— What is needed —
Return the listing below unchanged, minus its pictures.

Stored records:
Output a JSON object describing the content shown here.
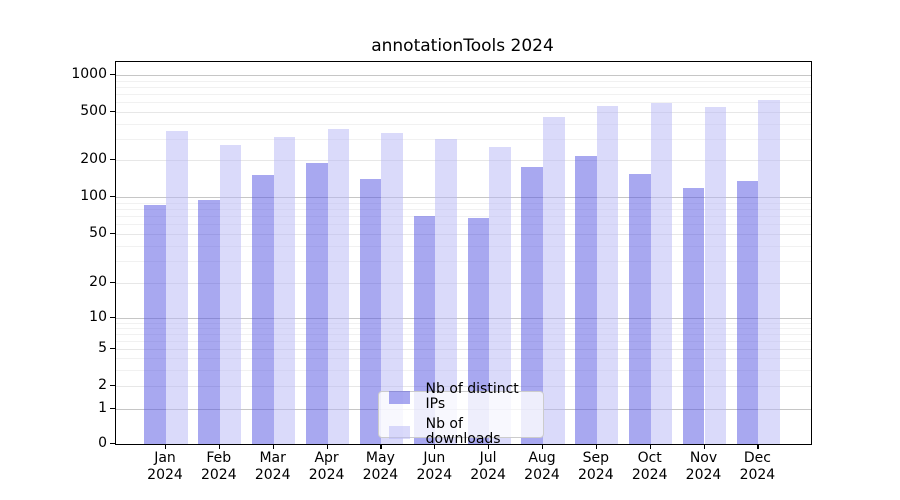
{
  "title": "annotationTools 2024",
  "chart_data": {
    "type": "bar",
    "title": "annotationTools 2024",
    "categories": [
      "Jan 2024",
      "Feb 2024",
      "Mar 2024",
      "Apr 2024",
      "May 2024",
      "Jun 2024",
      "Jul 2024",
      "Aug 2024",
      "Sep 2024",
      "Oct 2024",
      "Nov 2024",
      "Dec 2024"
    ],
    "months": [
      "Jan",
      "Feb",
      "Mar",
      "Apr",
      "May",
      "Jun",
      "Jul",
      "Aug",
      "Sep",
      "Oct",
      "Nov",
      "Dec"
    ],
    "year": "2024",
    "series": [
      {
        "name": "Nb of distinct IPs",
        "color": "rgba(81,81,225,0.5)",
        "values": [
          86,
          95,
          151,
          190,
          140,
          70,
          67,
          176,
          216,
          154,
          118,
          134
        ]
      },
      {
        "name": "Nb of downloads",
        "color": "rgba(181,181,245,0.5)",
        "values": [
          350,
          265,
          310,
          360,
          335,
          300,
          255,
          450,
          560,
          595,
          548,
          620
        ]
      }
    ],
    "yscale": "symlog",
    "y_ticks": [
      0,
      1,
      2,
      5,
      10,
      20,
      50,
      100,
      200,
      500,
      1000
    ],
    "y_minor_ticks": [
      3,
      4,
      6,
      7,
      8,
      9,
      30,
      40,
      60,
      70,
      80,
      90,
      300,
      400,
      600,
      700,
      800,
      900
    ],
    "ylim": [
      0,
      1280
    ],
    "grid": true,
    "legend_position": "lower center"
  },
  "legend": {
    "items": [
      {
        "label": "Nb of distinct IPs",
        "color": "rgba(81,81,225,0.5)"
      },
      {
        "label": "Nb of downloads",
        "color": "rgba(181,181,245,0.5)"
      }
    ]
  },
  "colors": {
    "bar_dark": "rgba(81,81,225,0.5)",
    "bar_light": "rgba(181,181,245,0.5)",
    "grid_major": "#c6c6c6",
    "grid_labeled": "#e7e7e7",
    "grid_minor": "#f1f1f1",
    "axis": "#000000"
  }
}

— Response to this task —
Output a JSON object describing the content shown here.
{
  "title": "annotationTools 2024",
  "chart_data": {
    "type": "bar",
    "title": "annotationTools 2024",
    "categories": [
      "Jan 2024",
      "Feb 2024",
      "Mar 2024",
      "Apr 2024",
      "May 2024",
      "Jun 2024",
      "Jul 2024",
      "Aug 2024",
      "Sep 2024",
      "Oct 2024",
      "Nov 2024",
      "Dec 2024"
    ],
    "months": [
      "Jan",
      "Feb",
      "Mar",
      "Apr",
      "May",
      "Jun",
      "Jul",
      "Aug",
      "Sep",
      "Oct",
      "Nov",
      "Dec"
    ],
    "year": "2024",
    "series": [
      {
        "name": "Nb of distinct IPs",
        "color": "rgba(81,81,225,0.5)",
        "values": [
          86,
          95,
          151,
          190,
          140,
          70,
          67,
          176,
          216,
          154,
          118,
          134
        ]
      },
      {
        "name": "Nb of downloads",
        "color": "rgba(181,181,245,0.5)",
        "values": [
          350,
          265,
          310,
          360,
          335,
          300,
          255,
          450,
          560,
          595,
          548,
          620
        ]
      }
    ],
    "yscale": "symlog",
    "y_ticks": [
      0,
      1,
      2,
      5,
      10,
      20,
      50,
      100,
      200,
      500,
      1000
    ],
    "y_minor_ticks": [
      3,
      4,
      6,
      7,
      8,
      9,
      30,
      40,
      60,
      70,
      80,
      90,
      300,
      400,
      600,
      700,
      800,
      900
    ],
    "ylim": [
      0,
      1280
    ],
    "grid": true,
    "legend_position": "lower center"
  },
  "legend": {
    "items": [
      {
        "label": "Nb of distinct IPs",
        "color": "rgba(81,81,225,0.5)"
      },
      {
        "label": "Nb of downloads",
        "color": "rgba(181,181,245,0.5)"
      }
    ]
  },
  "colors": {
    "bar_dark": "rgba(81,81,225,0.5)",
    "bar_light": "rgba(181,181,245,0.5)",
    "grid_major": "#c6c6c6",
    "grid_labeled": "#e7e7e7",
    "grid_minor": "#f1f1f1",
    "axis": "#000000"
  }
}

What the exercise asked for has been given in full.